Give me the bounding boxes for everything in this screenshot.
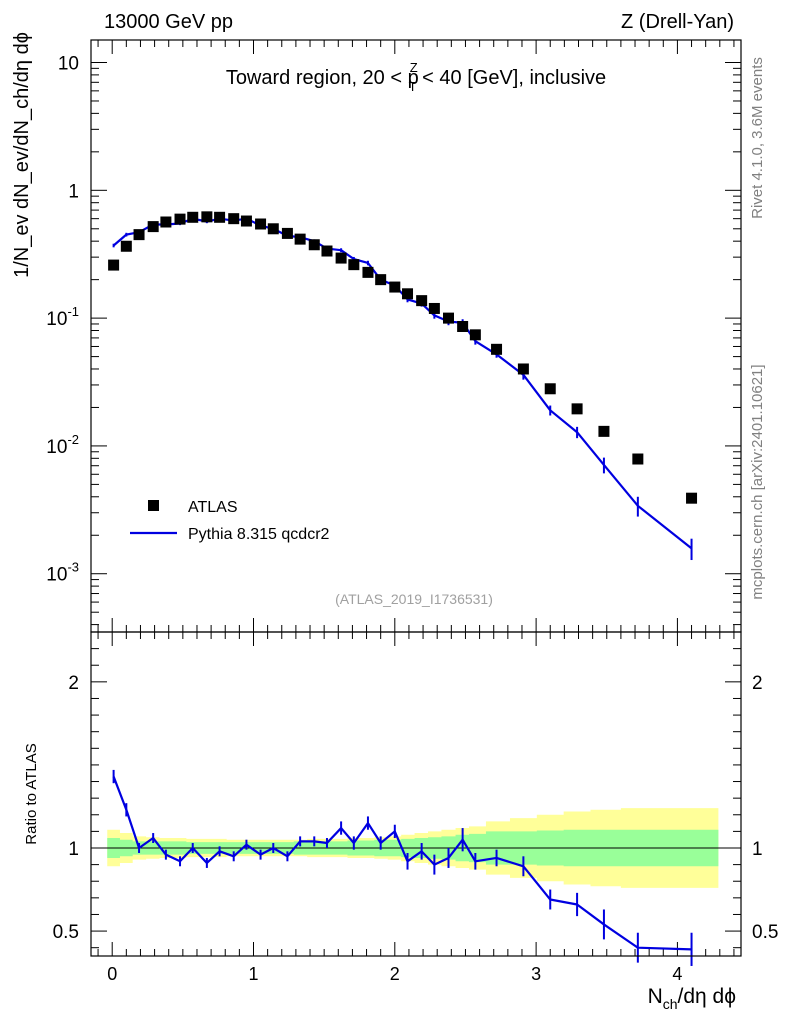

* * * * * * *

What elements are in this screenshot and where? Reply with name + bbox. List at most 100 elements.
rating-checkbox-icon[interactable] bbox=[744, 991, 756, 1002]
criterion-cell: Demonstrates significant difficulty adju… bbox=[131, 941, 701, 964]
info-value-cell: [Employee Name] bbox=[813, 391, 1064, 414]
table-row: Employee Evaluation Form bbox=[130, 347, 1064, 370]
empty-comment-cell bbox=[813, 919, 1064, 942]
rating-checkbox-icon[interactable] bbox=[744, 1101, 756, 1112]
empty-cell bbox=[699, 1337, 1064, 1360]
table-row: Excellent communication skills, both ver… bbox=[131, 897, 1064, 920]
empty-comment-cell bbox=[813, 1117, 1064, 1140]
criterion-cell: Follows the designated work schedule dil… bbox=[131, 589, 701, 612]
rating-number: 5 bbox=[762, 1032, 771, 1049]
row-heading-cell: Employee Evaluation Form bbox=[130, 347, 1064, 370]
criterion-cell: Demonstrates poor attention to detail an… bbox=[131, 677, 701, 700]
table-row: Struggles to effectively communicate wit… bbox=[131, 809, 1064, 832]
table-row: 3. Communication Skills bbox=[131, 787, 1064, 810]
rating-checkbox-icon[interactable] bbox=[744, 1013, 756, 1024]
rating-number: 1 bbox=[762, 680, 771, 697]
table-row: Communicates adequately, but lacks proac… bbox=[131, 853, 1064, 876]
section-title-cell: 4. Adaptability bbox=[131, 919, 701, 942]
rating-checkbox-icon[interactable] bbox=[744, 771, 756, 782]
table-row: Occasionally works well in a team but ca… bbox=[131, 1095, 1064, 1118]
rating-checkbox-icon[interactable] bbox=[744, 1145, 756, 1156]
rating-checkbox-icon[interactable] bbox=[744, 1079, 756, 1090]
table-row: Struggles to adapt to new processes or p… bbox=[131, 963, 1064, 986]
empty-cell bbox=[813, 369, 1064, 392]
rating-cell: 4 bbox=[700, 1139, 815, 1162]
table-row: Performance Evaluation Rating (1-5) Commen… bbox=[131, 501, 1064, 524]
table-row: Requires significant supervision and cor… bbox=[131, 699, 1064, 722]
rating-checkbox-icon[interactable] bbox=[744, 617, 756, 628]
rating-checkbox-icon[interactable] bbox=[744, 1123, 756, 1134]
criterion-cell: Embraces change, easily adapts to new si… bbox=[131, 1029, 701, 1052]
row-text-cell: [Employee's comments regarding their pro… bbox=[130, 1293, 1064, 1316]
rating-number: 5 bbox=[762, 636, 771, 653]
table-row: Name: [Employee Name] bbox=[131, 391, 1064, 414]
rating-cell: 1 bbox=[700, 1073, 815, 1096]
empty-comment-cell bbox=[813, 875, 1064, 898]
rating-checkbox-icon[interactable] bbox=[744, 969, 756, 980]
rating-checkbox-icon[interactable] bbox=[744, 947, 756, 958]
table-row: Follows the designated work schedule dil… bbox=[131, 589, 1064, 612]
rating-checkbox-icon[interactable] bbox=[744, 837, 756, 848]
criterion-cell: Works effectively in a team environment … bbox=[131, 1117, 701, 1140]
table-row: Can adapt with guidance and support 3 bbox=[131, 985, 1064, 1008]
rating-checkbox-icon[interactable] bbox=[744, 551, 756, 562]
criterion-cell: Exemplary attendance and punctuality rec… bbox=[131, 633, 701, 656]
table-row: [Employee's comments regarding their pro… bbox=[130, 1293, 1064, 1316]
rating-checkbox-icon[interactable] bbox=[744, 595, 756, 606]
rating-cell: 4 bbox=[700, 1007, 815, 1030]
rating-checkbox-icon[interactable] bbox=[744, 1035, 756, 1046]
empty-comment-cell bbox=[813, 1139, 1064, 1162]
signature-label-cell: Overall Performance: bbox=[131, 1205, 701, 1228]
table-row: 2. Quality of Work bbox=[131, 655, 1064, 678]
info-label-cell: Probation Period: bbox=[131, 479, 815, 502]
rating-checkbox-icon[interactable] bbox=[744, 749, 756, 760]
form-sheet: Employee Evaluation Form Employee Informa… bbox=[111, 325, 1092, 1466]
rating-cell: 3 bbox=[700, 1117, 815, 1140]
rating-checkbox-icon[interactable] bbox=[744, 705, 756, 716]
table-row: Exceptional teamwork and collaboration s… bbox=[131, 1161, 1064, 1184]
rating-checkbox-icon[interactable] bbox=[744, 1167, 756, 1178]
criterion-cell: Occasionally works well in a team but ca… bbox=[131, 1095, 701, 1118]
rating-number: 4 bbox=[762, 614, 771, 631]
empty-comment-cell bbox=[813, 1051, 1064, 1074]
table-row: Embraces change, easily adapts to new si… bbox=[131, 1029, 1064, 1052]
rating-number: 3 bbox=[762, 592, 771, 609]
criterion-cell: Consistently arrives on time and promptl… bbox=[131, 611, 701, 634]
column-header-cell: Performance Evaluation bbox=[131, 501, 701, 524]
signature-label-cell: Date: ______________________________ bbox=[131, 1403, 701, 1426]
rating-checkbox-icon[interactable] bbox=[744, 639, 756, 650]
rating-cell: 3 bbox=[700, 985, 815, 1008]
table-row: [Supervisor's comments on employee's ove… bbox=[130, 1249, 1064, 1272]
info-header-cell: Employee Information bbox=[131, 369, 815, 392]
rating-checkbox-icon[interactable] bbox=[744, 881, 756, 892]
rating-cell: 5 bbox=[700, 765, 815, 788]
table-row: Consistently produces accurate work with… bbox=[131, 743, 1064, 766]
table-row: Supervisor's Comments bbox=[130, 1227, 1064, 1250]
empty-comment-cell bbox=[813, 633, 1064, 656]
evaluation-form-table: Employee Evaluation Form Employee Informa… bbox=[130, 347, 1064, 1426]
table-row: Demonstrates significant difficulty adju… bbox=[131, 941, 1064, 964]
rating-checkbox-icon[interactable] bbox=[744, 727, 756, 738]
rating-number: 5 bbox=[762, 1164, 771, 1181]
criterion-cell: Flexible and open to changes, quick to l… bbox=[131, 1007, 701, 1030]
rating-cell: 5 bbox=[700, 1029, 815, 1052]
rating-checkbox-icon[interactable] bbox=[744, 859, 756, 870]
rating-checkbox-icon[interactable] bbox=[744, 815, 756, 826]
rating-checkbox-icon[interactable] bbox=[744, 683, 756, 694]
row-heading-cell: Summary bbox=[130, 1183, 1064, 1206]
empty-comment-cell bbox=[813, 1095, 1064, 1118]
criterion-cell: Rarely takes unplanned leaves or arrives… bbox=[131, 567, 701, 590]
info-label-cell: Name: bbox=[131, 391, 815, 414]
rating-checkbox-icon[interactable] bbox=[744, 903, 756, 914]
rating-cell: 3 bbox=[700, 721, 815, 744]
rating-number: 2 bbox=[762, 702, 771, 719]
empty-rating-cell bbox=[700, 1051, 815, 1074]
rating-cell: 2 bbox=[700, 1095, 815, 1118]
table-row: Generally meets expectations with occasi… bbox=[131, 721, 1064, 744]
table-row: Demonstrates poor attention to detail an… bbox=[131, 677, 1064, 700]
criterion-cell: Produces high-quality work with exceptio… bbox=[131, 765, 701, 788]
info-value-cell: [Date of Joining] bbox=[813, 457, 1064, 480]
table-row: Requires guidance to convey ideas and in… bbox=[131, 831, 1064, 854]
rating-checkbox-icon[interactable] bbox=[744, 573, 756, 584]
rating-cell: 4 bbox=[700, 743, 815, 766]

* * * * * * *

= Task description =
Give the items again from the line with "What elements are" up to and including the line with "empty-comment-cell bbox=[813, 1117, 1064, 1140]", renaming "rating-checkbox-icon" to "rating-tickbox-icon" and leaving everything else unchanged.

= Complete response =
What elements are in this screenshot and where? Reply with name + bbox. List at most 100 elements.
rating-tickbox-icon[interactable] bbox=[744, 991, 756, 1002]
criterion-cell: Demonstrates significant difficulty adju… bbox=[131, 941, 701, 964]
info-value-cell: [Employee Name] bbox=[813, 391, 1064, 414]
table-row: Employee Evaluation Form bbox=[130, 347, 1064, 370]
empty-comment-cell bbox=[813, 919, 1064, 942]
rating-tickbox-icon[interactable] bbox=[744, 1101, 756, 1112]
empty-cell bbox=[699, 1337, 1064, 1360]
table-row: Excellent communication skills, both ver… bbox=[131, 897, 1064, 920]
empty-comment-cell bbox=[813, 1117, 1064, 1140]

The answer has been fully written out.